Collect every line of the records below that contains the word "name".
--- Available data ---
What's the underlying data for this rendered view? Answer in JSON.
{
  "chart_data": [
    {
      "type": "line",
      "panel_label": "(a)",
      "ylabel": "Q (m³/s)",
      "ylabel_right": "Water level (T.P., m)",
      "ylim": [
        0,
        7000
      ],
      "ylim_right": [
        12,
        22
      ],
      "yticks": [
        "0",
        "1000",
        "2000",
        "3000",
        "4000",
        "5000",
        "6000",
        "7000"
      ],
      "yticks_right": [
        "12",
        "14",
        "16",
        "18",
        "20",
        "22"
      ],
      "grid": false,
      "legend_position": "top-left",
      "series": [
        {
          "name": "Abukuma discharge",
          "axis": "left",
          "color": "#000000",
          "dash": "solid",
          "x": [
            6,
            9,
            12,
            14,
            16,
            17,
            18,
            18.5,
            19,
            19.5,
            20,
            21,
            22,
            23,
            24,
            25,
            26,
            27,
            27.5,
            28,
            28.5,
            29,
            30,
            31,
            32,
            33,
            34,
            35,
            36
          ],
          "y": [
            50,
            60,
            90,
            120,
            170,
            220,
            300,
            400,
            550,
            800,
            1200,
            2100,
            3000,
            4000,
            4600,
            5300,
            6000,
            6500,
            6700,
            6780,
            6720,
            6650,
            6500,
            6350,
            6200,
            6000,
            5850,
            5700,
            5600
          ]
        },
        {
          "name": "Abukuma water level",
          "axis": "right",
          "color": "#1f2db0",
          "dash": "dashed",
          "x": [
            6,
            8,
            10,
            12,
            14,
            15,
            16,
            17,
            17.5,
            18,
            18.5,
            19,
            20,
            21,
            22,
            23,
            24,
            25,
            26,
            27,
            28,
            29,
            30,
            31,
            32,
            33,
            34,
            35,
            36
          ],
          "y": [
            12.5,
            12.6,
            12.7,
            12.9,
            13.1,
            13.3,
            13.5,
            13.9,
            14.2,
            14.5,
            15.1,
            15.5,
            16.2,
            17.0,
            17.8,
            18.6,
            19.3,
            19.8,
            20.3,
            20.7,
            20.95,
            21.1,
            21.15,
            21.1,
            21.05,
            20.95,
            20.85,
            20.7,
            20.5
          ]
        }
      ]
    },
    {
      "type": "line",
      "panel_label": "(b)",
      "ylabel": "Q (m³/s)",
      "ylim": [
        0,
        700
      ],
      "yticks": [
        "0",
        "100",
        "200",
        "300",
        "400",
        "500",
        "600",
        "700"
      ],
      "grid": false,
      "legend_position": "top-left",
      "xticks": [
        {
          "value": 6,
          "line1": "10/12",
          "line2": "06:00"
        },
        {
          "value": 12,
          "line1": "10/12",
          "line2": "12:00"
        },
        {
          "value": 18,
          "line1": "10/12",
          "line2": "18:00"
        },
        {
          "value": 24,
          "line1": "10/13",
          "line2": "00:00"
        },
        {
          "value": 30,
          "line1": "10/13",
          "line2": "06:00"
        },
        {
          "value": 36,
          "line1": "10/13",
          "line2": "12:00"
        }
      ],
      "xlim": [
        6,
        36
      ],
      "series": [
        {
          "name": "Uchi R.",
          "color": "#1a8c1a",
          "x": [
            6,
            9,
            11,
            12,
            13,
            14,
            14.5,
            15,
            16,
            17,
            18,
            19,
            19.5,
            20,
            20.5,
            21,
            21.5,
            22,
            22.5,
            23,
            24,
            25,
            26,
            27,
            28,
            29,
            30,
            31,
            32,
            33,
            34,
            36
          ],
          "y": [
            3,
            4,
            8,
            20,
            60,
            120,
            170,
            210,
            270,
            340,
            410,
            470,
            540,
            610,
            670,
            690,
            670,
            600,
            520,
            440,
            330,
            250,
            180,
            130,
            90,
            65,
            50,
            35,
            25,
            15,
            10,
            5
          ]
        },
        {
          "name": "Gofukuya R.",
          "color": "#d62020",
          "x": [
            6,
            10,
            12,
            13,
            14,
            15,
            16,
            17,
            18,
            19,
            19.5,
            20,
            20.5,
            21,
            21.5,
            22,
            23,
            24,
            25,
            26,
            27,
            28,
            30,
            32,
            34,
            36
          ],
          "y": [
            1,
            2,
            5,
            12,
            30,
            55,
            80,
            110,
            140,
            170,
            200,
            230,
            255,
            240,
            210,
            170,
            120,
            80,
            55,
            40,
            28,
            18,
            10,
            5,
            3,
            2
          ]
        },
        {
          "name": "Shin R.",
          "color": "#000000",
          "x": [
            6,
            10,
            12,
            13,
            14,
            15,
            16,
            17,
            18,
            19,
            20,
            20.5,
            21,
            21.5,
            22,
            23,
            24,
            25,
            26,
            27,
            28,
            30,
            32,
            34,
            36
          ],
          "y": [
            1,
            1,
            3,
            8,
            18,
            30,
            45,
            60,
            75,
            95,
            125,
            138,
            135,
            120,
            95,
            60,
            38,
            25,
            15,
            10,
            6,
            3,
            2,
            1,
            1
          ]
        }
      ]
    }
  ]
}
---
* **Solution to the exercise**:
          "name": "Abukuma discharge",
          "name": "Abukuma water level",
          "name": "Uchi R.",
          "name": "Gofukuya R.",
          "name": "Shin R.",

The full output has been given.